* Aim *
Count how many lines hold the word "Connected" and give that number as the whole answer.

* Supplied entries *
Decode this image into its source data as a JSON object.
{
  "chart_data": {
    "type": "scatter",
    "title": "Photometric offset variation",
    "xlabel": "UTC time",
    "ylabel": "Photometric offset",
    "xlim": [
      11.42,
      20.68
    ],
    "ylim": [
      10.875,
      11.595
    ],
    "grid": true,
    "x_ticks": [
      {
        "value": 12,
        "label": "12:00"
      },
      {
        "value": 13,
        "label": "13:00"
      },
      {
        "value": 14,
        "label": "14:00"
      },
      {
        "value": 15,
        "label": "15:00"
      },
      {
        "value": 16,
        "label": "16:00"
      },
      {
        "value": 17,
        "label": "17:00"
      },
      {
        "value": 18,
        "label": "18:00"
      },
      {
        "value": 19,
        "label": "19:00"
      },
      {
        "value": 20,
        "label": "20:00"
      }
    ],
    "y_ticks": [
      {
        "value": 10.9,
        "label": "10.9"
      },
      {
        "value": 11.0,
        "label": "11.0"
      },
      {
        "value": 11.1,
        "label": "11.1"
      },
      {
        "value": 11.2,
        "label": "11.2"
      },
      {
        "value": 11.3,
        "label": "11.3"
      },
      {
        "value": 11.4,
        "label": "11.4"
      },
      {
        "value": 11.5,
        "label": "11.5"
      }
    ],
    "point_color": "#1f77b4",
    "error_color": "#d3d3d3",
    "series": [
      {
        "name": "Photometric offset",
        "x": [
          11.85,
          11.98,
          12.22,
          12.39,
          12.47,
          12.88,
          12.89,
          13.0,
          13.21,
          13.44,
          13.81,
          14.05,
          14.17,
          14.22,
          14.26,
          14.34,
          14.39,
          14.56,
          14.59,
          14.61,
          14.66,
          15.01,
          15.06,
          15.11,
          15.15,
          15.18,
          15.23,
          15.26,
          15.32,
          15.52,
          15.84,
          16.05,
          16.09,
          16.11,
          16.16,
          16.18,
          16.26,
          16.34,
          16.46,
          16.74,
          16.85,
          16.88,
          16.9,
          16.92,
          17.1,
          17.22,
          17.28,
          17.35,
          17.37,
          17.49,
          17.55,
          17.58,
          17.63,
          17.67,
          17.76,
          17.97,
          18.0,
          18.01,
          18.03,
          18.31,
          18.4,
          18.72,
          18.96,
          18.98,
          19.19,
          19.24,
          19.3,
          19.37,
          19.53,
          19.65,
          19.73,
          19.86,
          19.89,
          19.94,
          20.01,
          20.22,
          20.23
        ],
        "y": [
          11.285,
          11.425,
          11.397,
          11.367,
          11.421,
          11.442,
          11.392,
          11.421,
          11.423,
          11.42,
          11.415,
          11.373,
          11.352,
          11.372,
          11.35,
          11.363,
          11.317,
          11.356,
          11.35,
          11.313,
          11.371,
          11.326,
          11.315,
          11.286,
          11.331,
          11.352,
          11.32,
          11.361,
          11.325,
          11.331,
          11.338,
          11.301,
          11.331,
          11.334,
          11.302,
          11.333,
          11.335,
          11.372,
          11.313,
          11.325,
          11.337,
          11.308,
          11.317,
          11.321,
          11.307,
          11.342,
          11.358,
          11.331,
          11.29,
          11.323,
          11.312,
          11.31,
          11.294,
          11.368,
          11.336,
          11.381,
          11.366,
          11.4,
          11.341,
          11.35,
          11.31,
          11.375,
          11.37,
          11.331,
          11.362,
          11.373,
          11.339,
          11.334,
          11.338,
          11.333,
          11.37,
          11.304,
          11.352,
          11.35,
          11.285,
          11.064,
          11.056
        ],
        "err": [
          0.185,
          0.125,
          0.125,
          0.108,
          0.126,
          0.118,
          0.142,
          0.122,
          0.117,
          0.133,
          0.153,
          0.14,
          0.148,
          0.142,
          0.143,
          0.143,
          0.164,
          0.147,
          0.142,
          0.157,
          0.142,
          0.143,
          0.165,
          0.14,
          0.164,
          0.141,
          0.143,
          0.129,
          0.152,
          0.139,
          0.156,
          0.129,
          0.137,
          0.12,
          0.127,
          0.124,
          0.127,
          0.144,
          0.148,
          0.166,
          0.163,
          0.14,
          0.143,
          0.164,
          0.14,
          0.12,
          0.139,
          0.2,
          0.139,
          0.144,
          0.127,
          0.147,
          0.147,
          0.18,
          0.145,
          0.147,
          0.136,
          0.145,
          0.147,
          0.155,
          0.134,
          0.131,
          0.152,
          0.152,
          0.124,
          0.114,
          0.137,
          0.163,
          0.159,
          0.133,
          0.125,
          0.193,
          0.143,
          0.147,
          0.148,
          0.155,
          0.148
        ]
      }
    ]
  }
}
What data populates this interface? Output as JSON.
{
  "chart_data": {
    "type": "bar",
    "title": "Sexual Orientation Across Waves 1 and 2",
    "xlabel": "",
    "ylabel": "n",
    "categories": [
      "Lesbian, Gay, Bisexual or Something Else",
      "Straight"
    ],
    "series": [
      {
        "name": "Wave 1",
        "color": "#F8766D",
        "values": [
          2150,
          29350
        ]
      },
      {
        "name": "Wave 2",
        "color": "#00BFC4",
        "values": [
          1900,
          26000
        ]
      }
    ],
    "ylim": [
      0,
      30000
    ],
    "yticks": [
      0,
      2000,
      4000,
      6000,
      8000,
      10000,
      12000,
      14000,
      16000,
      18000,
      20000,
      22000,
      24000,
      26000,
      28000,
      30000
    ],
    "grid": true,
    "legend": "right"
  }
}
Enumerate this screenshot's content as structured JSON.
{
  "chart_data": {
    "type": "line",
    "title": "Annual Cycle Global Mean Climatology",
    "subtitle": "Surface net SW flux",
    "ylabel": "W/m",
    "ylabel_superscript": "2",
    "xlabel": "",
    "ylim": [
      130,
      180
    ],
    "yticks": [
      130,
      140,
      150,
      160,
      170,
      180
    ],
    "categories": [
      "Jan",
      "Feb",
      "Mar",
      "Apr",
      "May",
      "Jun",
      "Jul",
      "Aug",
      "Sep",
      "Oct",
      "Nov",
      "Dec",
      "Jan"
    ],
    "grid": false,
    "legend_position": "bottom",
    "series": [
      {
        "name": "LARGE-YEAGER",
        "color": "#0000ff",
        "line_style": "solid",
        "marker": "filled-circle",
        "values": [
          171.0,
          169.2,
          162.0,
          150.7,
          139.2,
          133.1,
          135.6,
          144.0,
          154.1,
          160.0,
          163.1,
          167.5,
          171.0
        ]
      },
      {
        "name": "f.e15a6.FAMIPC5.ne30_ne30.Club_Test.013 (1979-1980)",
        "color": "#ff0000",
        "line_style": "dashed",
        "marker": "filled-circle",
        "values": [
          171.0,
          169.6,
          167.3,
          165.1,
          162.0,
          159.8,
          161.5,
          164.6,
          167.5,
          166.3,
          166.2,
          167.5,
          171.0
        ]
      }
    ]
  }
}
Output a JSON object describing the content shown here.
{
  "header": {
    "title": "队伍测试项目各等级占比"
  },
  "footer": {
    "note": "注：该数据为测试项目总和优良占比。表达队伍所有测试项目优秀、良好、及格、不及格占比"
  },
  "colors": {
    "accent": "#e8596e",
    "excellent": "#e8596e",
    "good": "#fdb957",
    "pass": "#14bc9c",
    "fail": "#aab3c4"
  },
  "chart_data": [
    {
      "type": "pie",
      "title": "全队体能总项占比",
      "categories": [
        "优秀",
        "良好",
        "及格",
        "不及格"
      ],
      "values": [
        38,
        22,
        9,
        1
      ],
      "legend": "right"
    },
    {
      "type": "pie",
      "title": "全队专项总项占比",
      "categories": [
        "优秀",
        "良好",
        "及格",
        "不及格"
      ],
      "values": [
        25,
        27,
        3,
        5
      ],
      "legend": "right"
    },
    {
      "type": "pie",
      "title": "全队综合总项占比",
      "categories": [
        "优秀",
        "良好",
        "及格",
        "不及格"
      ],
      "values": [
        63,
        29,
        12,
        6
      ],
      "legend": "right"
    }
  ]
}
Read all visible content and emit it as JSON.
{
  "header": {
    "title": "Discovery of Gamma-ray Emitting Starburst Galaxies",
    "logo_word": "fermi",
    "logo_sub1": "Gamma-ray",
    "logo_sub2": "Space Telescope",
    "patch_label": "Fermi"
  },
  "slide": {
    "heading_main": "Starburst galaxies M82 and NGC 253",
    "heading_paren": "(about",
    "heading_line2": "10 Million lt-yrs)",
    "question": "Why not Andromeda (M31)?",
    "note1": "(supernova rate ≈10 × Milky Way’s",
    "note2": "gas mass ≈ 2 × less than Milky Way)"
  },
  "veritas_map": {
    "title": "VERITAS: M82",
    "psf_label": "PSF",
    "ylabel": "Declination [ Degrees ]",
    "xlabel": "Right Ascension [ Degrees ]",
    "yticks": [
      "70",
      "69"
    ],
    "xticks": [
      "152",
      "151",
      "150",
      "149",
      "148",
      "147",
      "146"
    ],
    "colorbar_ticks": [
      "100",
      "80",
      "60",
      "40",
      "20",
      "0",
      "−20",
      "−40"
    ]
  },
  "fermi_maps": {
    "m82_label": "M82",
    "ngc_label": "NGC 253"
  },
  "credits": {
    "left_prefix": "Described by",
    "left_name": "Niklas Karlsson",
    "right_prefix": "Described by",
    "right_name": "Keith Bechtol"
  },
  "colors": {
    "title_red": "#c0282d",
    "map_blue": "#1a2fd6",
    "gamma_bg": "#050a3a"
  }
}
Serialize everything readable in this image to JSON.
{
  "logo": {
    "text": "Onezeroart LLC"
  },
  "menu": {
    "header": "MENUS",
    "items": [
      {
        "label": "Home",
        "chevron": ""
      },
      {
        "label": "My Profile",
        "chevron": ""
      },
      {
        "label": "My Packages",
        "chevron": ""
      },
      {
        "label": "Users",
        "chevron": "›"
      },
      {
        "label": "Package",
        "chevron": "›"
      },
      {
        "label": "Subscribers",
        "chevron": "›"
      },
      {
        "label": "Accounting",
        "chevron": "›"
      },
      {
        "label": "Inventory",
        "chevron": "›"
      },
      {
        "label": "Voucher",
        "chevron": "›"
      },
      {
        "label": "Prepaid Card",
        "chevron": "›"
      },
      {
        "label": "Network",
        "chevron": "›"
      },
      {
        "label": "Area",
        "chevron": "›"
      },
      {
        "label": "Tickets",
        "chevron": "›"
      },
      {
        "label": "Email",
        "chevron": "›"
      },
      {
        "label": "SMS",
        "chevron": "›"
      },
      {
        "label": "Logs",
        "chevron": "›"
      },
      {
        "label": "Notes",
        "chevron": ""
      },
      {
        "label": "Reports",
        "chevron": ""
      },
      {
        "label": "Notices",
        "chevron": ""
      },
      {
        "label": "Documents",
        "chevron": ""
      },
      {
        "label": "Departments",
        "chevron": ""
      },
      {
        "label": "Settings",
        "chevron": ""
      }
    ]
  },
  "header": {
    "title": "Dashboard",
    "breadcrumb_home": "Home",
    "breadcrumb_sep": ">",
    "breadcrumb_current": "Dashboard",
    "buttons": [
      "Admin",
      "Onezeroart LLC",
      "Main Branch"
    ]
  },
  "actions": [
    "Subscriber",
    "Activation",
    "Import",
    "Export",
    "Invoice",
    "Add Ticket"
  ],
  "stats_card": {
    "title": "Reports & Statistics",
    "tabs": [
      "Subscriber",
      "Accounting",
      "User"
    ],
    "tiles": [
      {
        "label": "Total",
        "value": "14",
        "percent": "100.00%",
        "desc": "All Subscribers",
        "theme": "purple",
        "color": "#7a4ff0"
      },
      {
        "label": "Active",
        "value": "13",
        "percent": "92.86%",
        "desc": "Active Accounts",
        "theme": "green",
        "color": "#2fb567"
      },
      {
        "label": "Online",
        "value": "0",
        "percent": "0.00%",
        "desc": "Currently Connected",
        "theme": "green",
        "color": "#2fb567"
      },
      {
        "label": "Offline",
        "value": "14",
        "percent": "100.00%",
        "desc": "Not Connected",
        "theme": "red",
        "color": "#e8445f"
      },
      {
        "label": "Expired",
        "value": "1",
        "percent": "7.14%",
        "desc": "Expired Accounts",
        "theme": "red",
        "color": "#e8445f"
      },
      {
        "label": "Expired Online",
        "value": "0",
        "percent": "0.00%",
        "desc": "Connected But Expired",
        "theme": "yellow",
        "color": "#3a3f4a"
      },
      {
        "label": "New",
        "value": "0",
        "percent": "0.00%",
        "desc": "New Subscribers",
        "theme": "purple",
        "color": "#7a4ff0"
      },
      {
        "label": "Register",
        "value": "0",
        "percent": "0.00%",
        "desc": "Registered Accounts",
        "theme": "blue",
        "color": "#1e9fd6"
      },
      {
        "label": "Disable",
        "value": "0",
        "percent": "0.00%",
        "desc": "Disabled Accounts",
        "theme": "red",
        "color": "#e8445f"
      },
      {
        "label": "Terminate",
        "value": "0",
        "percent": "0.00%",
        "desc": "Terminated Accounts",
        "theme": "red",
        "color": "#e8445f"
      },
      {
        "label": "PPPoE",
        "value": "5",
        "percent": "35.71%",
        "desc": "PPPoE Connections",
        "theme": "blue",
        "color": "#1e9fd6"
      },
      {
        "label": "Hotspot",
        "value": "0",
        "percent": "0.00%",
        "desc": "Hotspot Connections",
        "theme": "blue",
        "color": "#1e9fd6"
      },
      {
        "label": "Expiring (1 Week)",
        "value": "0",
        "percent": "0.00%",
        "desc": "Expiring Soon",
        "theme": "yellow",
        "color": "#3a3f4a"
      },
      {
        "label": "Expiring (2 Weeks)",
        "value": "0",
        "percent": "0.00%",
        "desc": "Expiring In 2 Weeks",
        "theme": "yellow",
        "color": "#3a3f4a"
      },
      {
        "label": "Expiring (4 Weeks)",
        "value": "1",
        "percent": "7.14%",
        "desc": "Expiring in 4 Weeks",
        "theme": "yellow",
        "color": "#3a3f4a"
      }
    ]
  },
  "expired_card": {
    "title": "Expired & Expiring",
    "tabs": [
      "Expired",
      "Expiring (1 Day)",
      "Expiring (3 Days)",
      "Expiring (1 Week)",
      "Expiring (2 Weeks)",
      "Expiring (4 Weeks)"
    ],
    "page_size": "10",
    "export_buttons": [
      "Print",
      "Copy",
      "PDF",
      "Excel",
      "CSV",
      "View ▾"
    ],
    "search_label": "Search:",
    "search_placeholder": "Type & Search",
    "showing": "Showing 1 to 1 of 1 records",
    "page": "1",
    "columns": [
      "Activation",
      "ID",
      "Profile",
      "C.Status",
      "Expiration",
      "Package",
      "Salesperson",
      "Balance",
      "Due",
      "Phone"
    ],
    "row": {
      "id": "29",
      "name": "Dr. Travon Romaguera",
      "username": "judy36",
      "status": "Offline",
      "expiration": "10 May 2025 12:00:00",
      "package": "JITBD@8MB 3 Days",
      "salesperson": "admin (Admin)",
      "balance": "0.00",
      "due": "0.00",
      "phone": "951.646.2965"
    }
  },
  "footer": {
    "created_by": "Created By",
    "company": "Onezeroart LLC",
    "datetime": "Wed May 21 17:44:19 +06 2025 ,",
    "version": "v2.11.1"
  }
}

* Solved exercise *
3